**Task statement**
Return all lines that include the string "document".

Dataset items:
━━━━━━━━━━━━━━━━
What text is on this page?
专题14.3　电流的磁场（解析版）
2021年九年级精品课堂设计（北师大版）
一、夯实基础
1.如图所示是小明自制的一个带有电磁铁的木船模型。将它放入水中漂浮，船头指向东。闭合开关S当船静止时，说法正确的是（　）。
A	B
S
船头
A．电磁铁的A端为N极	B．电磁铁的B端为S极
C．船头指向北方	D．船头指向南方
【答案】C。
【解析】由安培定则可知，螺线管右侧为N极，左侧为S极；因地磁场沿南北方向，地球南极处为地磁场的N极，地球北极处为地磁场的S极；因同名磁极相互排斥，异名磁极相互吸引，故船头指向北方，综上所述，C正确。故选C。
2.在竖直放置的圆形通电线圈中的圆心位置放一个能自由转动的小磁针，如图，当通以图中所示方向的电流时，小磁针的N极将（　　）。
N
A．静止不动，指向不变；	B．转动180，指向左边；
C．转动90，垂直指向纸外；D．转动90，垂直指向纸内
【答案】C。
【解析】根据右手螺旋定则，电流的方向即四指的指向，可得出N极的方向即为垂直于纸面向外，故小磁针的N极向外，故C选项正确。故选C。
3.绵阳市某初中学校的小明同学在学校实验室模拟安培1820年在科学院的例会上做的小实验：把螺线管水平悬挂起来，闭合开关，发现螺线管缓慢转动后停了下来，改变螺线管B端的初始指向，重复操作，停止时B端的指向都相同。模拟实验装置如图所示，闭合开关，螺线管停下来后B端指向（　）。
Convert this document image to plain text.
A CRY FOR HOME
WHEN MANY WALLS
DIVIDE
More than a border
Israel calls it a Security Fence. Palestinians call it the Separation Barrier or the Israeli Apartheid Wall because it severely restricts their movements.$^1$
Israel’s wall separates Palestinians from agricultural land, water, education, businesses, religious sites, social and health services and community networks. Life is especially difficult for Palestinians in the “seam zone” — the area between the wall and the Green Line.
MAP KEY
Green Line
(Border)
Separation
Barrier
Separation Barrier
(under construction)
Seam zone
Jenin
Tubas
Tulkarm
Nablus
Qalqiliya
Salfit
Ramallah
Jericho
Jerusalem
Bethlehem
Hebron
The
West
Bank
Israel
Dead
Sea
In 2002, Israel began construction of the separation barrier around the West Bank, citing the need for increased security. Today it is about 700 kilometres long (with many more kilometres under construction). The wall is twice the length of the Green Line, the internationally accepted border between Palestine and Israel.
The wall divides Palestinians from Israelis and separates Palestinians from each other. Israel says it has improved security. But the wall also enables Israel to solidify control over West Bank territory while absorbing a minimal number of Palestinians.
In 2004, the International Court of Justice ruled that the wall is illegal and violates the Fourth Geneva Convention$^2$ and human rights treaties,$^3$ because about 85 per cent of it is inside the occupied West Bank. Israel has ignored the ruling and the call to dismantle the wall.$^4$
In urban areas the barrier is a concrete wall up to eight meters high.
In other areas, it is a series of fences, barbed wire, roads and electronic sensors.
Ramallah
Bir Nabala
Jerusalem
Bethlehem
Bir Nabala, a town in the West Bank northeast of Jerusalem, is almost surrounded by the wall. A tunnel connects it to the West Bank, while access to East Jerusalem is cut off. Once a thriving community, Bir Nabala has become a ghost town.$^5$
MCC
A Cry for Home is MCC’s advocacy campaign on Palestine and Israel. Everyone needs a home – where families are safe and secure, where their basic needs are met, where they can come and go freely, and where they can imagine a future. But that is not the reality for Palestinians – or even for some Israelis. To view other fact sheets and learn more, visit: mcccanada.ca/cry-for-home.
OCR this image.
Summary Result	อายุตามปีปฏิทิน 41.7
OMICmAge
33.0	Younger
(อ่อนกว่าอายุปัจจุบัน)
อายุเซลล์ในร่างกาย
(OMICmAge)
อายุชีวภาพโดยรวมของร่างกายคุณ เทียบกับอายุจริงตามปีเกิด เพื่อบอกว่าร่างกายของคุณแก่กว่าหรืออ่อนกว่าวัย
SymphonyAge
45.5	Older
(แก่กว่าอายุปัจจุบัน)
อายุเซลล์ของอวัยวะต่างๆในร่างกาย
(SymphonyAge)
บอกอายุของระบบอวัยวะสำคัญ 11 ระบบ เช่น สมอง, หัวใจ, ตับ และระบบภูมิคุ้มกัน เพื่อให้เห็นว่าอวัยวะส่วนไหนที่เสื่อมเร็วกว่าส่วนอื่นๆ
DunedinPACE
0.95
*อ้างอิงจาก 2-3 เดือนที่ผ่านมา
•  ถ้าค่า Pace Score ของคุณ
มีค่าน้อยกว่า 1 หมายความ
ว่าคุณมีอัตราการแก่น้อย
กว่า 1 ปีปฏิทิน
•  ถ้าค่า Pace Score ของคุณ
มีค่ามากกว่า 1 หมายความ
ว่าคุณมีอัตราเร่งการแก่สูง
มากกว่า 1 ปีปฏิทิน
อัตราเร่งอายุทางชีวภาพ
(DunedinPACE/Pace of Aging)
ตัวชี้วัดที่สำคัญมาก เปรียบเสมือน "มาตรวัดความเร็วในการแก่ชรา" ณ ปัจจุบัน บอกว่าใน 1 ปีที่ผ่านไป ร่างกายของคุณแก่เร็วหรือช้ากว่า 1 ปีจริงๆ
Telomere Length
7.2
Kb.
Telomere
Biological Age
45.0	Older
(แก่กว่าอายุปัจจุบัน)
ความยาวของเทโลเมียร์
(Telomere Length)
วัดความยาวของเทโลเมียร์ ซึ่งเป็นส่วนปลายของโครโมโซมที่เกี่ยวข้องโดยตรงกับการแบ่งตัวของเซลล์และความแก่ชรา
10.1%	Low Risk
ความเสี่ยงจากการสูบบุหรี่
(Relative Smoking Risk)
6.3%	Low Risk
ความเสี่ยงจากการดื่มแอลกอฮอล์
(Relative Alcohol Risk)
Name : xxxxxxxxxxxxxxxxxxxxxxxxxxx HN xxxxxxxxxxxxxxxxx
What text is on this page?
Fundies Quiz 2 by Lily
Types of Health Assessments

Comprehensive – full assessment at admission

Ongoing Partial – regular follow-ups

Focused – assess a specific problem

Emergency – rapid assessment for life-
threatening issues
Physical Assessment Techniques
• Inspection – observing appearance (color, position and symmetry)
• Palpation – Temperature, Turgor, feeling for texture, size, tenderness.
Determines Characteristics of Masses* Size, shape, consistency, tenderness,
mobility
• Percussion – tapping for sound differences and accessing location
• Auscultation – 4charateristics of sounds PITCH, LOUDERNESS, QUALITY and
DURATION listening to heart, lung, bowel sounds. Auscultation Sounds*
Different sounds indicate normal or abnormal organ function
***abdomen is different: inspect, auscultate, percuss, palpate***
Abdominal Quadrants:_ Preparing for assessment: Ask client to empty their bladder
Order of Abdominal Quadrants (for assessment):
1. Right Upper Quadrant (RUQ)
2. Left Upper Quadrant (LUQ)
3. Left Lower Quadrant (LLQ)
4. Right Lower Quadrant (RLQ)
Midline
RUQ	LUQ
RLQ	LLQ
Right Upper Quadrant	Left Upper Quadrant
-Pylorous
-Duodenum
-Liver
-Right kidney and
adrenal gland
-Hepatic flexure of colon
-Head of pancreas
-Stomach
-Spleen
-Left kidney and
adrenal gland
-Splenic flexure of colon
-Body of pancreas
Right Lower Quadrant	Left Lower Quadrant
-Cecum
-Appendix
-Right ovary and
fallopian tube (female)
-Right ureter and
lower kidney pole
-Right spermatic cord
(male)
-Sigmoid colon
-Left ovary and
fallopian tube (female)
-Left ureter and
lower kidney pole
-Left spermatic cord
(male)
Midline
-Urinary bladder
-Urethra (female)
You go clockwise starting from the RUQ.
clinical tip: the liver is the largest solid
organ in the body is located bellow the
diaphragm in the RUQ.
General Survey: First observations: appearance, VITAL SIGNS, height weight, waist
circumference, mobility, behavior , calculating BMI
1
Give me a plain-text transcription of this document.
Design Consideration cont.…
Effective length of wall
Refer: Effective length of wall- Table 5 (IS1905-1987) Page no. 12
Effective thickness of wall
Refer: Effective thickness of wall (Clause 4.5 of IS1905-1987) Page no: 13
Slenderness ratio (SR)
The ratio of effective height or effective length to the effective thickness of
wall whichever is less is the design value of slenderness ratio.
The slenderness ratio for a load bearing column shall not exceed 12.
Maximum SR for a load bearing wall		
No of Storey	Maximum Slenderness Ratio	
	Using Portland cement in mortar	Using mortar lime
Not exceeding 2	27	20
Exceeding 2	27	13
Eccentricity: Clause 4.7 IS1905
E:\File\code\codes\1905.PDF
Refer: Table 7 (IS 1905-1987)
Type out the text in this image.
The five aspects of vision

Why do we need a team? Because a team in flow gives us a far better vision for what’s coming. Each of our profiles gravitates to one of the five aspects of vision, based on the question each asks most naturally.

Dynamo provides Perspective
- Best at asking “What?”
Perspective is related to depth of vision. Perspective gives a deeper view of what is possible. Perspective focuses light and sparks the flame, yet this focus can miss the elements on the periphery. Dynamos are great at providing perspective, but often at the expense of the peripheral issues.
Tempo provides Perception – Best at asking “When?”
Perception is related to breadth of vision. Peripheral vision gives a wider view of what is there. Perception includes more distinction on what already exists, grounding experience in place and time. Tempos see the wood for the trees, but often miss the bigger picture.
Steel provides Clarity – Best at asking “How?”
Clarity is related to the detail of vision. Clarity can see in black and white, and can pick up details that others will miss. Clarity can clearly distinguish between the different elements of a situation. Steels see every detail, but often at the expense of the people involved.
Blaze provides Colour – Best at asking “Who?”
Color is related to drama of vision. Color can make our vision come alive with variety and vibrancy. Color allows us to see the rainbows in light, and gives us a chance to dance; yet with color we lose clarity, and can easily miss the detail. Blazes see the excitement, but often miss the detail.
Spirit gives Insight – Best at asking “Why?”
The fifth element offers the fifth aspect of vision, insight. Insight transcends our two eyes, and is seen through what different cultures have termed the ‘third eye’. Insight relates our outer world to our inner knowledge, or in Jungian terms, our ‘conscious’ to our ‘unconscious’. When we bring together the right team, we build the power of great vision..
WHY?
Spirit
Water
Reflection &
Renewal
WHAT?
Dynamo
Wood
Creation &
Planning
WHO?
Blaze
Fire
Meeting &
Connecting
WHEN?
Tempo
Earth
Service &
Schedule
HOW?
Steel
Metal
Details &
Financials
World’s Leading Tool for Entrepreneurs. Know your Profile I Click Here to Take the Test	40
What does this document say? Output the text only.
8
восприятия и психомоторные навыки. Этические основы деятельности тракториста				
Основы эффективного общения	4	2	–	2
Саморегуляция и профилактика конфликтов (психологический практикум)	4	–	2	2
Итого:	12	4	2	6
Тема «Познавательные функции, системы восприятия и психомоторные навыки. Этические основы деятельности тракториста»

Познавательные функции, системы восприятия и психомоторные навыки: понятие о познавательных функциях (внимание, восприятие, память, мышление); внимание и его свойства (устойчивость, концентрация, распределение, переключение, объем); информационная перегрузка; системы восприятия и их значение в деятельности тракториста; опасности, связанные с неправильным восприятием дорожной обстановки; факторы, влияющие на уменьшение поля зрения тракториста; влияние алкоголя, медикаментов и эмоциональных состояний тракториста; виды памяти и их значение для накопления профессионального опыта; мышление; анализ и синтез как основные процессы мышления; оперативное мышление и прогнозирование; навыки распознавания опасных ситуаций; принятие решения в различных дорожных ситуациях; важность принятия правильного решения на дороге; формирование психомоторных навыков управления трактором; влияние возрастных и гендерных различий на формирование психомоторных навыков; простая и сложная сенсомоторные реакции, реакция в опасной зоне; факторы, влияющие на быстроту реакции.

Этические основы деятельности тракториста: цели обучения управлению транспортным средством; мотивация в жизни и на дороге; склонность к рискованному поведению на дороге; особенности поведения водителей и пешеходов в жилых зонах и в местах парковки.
━━━━━━━━━━━━━━━━
**Output for this exercise**
Convert this document image to plain text.
Give me a plain-text transcription of this document.
What does this document say? Output the text only.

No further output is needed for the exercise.